Exercise a> According to the thread on Phenix Table 1 statistics below, into how many bins of equal size does the Table 1 calculation divide the data?

On Mon, Oct 20, 2014 at 2:32 PM, Rich Grey <rich_grey@yahoo.com> wrote:
I'm preparing Table 1 for a structure I have recently solved.  I chose to compare the Table 1 Phenix produces to the data found in the PDB file and the log file from my last refinement in Phenix.  I see discrepancies between the data for the highest resolution bin's R-factors, including what resolution data that bin contains.  In addition, the number of reflections used in refinement is different (although only by about 5, so not a large difference).  The PDB file appears to match the log file, and the overall Rwork and Rfree agree for all.  Does anyone know where the Table 1 program in Phenix pulls these values from why I may be seeing these differences?  Thank You.

The Table 1 statistics are recalculated from scratch given the input data.  Because phenix.refine uses a different convention than what is normally done for publication, and because I prefer not to rely on parsing headers or any other text file, I ignore the numbers in the header and divide into 10 bins of equal size (based on theoretically complete data).  You can adjust the number of bins (at least in the nightly builds), but there is no guarantee that it will match phenix.refine.  Alternately, you can report the numbers from the phenix.refine header if you prefer, but then they will not match the binning of the merging statistics if you provided unmerged data.

[Rows from a dataset]

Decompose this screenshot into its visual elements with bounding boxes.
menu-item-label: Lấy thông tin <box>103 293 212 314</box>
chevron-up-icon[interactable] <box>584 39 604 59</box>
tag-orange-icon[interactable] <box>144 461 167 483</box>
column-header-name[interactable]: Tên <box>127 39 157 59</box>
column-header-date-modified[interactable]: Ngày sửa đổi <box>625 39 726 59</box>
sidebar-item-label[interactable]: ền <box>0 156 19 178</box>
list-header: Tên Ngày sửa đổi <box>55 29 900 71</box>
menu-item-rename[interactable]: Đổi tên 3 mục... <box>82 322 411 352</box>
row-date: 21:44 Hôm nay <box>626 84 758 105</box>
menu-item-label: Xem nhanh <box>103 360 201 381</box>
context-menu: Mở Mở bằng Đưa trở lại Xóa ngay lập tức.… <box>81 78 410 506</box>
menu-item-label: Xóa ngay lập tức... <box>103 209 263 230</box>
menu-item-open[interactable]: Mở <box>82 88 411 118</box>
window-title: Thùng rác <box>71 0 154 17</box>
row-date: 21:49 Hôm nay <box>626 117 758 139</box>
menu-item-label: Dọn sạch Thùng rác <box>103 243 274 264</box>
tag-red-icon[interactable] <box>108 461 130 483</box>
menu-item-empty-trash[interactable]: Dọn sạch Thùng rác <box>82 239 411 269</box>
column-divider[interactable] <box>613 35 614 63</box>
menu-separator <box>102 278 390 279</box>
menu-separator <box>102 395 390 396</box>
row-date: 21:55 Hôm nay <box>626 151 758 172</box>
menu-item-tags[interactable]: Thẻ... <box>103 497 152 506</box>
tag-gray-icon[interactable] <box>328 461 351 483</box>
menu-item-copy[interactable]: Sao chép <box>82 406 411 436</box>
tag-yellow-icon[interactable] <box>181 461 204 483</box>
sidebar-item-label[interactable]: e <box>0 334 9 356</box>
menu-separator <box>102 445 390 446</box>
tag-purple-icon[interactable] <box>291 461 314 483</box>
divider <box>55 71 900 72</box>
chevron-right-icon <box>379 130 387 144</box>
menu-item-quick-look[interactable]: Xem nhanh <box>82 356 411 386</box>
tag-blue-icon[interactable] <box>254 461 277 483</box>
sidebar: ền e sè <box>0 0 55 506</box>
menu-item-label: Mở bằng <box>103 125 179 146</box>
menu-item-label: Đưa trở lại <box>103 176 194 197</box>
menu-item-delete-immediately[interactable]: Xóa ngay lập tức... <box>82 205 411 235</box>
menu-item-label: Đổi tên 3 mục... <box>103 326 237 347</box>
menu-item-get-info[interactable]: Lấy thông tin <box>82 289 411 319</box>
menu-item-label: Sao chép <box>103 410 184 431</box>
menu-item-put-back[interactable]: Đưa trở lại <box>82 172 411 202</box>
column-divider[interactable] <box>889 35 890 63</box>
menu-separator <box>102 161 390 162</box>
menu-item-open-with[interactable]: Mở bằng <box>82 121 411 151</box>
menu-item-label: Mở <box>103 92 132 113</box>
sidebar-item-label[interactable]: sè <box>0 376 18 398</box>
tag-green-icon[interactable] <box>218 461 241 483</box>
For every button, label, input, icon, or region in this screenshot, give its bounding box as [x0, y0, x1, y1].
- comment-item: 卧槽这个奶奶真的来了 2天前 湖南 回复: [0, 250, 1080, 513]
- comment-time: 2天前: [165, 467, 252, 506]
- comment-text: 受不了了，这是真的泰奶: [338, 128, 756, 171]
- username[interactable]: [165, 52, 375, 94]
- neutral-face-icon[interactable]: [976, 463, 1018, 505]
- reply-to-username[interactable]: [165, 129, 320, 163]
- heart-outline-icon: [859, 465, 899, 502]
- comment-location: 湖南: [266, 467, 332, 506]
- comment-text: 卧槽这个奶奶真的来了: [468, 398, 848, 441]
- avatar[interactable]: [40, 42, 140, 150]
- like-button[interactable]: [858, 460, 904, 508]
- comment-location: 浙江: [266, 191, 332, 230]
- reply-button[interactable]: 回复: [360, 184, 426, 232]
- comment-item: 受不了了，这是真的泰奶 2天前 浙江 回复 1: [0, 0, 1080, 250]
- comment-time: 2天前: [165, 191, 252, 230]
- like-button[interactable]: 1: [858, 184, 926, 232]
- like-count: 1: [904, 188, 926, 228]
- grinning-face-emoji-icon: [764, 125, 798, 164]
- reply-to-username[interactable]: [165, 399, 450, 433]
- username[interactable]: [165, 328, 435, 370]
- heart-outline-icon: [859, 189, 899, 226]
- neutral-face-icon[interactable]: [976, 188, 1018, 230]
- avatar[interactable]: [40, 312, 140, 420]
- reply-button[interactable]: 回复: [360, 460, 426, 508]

Exercise b> Output the lines of the entries above as a JSON list of strings, one string per line with blank lines left out, starting at the first line of the entries and ending at the line that contains "column-header-date-modified[interactable]: Ngày sửa".

Final result a> Ten bins.

Final result b>
[
  "Decompose this screenshot into its visual elements with bounding boxes.",
  "menu-item-label: Lấy thông tin <box>103 293 212 314</box>",
  "chevron-up-icon[interactable] <box>584 39 604 59</box>",
  "tag-orange-icon[interactable] <box>144 461 167 483</box>",
  "column-header-name[interactable]: Tên <box>127 39 157 59</box>",
  "column-header-date-modified[interactable]: Ngày sửa đổi <box>625 39 726 59</box>"
]